Short task: Reproduce the lines verbatim, beginning with the first line and ending after the line that contains "1949, 283, 1975]".

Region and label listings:
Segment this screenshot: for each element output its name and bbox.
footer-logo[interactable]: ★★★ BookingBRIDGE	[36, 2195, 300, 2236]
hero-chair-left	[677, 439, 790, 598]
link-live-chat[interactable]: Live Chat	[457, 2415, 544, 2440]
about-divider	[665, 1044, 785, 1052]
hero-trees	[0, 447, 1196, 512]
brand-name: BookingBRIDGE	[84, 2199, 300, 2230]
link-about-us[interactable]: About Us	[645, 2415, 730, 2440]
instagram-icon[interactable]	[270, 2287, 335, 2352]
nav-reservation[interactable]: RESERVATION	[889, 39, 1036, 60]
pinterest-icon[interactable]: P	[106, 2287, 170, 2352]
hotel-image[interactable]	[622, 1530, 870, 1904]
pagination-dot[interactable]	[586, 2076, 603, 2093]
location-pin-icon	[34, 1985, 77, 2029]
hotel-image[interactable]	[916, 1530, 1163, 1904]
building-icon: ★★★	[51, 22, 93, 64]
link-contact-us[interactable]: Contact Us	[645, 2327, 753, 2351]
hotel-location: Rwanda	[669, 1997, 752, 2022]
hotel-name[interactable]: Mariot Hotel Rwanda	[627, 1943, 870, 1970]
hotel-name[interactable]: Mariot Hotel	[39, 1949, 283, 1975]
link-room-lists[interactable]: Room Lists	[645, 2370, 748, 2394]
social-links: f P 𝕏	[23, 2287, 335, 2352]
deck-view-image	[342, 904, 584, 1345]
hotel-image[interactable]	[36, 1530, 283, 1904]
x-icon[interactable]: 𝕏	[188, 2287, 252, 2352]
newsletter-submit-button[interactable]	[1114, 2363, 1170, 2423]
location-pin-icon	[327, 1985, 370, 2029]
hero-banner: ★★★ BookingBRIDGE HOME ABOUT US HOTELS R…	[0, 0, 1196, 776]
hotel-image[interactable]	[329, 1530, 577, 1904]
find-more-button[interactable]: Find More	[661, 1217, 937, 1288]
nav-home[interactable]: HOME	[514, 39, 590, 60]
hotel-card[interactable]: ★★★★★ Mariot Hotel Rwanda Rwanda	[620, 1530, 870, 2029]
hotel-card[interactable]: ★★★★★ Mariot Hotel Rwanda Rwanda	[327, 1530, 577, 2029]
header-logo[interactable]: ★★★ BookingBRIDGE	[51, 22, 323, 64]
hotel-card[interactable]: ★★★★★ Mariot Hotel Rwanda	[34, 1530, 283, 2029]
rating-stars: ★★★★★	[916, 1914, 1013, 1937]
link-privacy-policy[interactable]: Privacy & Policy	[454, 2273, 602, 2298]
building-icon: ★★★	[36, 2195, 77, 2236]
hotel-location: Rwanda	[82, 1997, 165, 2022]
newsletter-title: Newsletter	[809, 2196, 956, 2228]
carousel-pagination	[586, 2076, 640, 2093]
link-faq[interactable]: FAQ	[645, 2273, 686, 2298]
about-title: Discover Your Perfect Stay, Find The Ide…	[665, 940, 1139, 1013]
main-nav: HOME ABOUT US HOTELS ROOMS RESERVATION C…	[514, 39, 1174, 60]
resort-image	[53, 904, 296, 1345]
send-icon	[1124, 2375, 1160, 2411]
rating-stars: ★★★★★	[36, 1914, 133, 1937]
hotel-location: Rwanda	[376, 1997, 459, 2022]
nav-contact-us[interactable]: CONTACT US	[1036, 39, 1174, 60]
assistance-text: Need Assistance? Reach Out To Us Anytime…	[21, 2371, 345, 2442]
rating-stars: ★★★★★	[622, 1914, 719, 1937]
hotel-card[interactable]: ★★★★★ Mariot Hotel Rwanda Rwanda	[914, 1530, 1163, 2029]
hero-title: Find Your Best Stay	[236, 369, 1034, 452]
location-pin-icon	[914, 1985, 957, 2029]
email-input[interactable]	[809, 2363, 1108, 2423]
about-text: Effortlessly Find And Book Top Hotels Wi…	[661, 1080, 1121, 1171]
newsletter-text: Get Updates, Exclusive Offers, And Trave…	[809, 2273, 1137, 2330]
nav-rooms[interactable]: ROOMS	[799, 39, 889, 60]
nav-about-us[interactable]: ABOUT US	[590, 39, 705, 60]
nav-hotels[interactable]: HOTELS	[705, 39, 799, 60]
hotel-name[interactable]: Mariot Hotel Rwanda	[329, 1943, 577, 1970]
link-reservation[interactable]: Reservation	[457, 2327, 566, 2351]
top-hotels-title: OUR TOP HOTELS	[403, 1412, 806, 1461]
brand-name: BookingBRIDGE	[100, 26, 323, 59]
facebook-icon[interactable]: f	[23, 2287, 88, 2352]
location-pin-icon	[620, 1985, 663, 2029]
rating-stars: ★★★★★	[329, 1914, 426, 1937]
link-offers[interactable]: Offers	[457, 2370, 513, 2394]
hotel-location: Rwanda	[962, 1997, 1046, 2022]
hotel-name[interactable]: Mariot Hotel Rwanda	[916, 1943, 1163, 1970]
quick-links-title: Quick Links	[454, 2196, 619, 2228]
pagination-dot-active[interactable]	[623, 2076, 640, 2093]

Exercise solution:
Segment this screenshot: for each element output its name and bbox.
footer-logo[interactable]: ★★★ BookingBRIDGE	[36, 2195, 300, 2236]
hero-chair-left	[677, 439, 790, 598]
link-live-chat[interactable]: Live Chat	[457, 2415, 544, 2440]
about-divider	[665, 1044, 785, 1052]
hero-trees	[0, 447, 1196, 512]
brand-name: BookingBRIDGE	[84, 2199, 300, 2230]
link-about-us[interactable]: About Us	[645, 2415, 730, 2440]
instagram-icon[interactable]	[270, 2287, 335, 2352]
nav-reservation[interactable]: RESERVATION	[889, 39, 1036, 60]
pinterest-icon[interactable]: P	[106, 2287, 170, 2352]
hotel-image[interactable]	[622, 1530, 870, 1904]
pagination-dot[interactable]	[586, 2076, 603, 2093]
location-pin-icon	[34, 1985, 77, 2029]
hotel-image[interactable]	[916, 1530, 1163, 1904]
building-icon: ★★★	[51, 22, 93, 64]
link-contact-us[interactable]: Contact Us	[645, 2327, 753, 2351]
hotel-location: Rwanda	[669, 1997, 752, 2022]
hotel-name[interactable]: Mariot Hotel Rwanda	[627, 1943, 870, 1970]
hotel-name[interactable]: Mariot Hotel	[39, 1949, 283, 1975]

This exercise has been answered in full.